THE PRINCE OF DARKNESS

Kinasisi
5 min readDec 1, 2022
A night club.

“Nikiwa na Pesa Huwezi Nielewa”- two drunk men talking, one said this, I couldn’t stop laughing. I laughed all the way home. I am still laughing.

Weeks gone; I stood outside a club. It was night, 1 a.m. I was lightly drunk, the night seemed to be full of possibilities. I was not in a hurry to get into this joint, I have been there, numerous times. Everybody knows me, I know everybody. Afternoons when I am bored, this is where I shoot pool, passing time. The weird thing, is that a club during the day & a club during the night are two different animals.

I will explain.

Daytime, a club lacks soul. It’s stark, ugly, bare, everything looks out of place. Night comes, with blaring music, the people, flashing lights, smoke, shisha, dancing girls, men who want to show the world that they have money. It’s all fake, when you pull back the mask, nothing is real. Then, it doesn’t matter if it’s real or not. What matters is that the revellers are spending money, the club owner is making money. It’s a two-way traffic, you’re given an environment to wind away your silly and abortive sorrows, you give away your money. Nothing comes for free.

> _What you are asked to do_
Pick up the night club essay above after its last sentence and carry it forward in the same voice.

> _Data listing_
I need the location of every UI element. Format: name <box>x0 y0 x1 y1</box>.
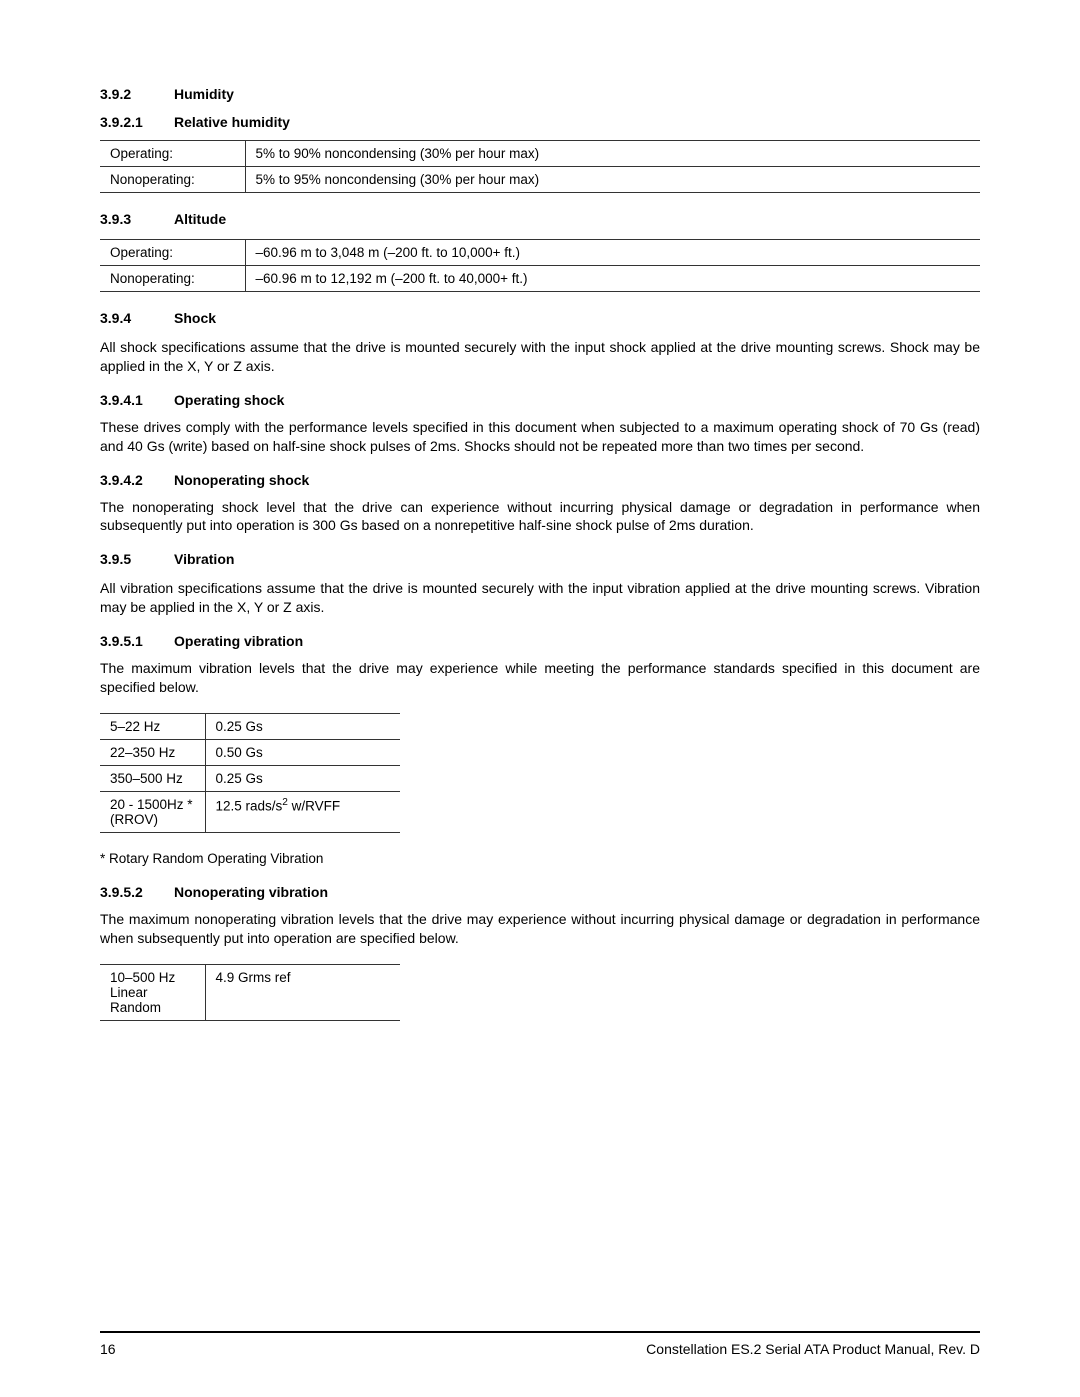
--
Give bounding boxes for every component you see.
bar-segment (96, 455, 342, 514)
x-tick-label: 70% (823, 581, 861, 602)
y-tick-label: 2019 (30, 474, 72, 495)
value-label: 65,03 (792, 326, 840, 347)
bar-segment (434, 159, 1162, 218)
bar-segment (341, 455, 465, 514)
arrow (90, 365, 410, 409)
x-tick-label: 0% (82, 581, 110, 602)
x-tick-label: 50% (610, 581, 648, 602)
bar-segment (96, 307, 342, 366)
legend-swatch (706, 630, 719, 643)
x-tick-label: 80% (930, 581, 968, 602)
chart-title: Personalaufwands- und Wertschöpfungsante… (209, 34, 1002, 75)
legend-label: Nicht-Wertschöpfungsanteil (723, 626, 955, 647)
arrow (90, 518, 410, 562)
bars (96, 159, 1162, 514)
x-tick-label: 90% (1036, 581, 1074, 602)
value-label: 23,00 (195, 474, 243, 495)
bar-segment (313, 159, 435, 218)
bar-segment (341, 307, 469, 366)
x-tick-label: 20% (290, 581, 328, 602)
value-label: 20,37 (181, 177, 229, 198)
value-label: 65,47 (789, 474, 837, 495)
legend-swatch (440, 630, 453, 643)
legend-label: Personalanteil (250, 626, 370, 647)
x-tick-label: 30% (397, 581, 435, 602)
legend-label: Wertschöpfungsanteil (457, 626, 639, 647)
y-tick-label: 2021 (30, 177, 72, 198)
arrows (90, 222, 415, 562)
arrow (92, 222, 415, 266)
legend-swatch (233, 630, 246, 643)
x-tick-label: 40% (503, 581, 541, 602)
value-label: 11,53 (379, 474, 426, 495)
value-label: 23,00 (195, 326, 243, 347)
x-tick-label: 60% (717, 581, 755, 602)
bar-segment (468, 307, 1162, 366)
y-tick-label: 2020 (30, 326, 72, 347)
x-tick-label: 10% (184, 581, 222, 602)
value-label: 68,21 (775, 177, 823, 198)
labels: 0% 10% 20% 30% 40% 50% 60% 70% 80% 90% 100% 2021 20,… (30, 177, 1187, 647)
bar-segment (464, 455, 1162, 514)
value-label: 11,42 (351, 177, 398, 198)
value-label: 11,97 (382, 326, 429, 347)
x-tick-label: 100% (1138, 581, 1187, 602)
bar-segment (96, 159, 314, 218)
* * *
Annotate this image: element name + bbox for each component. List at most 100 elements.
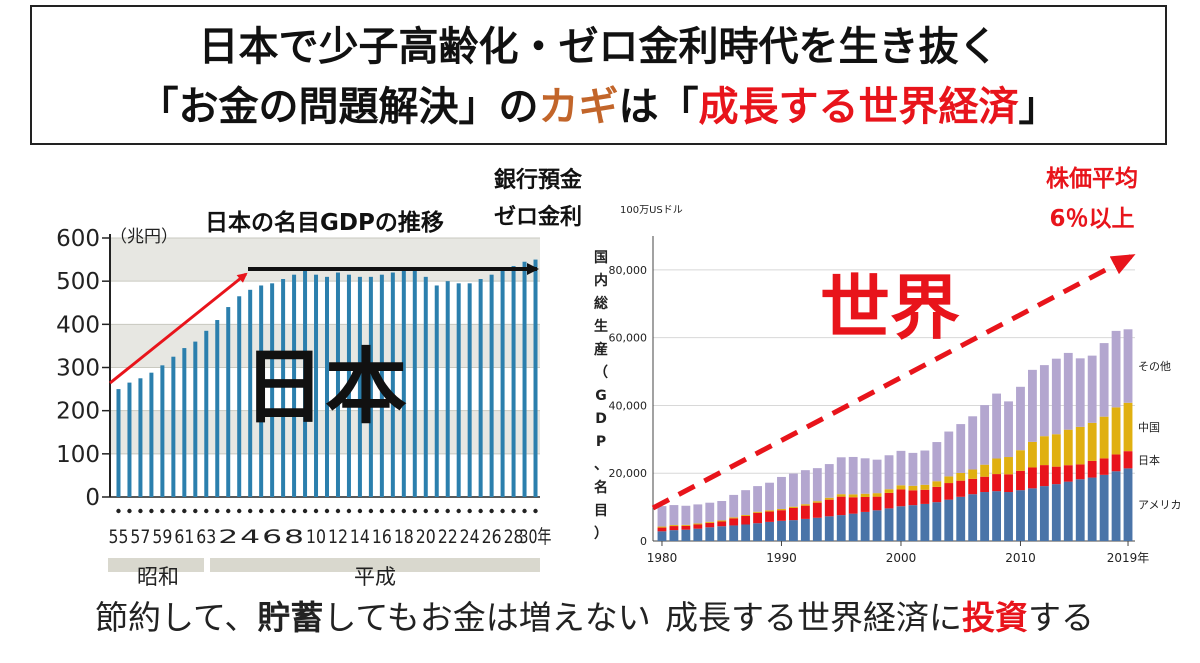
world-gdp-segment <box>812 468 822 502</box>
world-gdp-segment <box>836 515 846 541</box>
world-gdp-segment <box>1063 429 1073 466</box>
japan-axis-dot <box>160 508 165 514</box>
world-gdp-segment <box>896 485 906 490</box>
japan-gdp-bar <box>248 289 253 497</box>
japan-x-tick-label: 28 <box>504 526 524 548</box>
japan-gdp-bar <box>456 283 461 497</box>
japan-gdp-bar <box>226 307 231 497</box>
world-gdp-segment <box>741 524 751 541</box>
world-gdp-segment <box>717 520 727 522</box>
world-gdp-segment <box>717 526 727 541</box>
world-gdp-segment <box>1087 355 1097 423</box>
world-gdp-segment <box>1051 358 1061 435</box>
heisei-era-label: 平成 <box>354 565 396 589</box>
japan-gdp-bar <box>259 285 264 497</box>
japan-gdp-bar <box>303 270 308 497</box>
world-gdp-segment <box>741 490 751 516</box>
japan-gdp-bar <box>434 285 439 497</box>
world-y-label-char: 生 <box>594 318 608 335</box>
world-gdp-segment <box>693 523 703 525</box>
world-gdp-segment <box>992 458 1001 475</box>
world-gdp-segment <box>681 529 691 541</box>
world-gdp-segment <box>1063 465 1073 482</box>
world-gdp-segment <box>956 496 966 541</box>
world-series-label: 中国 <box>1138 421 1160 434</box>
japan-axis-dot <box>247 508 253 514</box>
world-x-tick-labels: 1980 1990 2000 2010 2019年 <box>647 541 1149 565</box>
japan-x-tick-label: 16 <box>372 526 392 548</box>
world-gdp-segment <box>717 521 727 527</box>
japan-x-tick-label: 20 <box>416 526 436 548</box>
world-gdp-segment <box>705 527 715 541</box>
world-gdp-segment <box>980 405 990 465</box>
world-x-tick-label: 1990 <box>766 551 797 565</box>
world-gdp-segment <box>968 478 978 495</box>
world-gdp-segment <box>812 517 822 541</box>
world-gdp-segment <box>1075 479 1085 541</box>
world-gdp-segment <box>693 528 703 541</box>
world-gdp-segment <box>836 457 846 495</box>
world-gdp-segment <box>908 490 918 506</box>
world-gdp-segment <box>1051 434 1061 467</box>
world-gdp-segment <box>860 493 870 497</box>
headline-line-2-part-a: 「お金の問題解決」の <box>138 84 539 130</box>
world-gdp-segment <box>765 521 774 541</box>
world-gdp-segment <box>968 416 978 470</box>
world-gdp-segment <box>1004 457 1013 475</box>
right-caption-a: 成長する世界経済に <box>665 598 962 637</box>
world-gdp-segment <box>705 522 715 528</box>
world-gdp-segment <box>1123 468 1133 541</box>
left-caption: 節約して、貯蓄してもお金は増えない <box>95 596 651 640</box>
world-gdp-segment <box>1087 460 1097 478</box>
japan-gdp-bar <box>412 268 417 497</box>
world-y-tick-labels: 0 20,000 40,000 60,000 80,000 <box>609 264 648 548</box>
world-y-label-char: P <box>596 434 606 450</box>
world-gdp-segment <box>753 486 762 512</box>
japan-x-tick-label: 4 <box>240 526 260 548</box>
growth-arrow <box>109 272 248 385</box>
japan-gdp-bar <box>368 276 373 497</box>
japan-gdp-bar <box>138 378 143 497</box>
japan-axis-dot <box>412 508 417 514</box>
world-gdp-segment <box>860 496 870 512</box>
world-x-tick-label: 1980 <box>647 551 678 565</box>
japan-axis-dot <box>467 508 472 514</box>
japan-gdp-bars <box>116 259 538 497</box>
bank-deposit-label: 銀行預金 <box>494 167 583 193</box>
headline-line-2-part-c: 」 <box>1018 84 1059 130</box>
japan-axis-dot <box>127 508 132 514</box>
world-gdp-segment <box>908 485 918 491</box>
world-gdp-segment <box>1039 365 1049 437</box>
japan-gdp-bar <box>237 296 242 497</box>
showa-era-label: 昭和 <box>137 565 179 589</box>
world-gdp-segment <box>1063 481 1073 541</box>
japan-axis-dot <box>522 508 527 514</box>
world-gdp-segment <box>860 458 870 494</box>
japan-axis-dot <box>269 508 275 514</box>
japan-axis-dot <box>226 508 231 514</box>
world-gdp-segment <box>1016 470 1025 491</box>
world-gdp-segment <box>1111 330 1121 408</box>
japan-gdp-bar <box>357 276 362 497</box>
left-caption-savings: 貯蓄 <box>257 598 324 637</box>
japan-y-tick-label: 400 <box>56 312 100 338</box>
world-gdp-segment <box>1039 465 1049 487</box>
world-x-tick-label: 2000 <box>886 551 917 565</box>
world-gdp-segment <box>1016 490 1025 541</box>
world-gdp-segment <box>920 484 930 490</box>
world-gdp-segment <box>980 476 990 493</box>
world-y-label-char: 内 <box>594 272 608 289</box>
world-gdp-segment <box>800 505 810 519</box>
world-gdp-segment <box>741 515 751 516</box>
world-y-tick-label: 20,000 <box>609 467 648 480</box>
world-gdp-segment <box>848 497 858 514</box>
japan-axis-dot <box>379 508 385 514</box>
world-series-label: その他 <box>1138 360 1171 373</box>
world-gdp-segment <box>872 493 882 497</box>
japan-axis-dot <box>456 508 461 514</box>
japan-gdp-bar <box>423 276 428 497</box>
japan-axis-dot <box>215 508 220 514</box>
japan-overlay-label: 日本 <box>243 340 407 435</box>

> _Answer to this task_
Setting the foundation of pork & ugali @Visandogo

Outside, I plucked a cigarette from my pocket & dragged at it. When you’re a little bit giddy & that first gust of smoke hits your lungs, it’s like your whole soul comes alive. I smoked for a bit, I passed the half-smoked slim to a boda operator who stood beside me, he had a little bit of it too, then tossed it away. He joked.

“Boss leo umeingia late sana.”

Ha ha ha. I laughed, fist bumped and moved to the entrance. Two of my bouncer friends stood there, filtering the crowd they wanted. We talked for a bit & then I was welcomed into the badland of debauchery, the full menu: sex, alcohol & drugs.

After years of drinking & partying, I have learnt that having a table at the club is a waste of money. I won’t be there at the table; all of my time is spent on the dance floor. If you want to sit, you should stay home & sit on your sofa.

Delivering my book before kuingia sherehe.

Thus, I quickly moved to the counter, left my bag with my favourite waiter for safe keeping, took three shots of my favourite drink & jumped on the dance floor.

Folks who reserve tables at clubs are pussies, they suffer from inferiority complex. They want to show that they are the shit and can occupy space. In essence, it doesn’t matter, nobody is interested. Funny enough, folks at tables think they’re loaded, nop. The real Gs hang around the counter actually.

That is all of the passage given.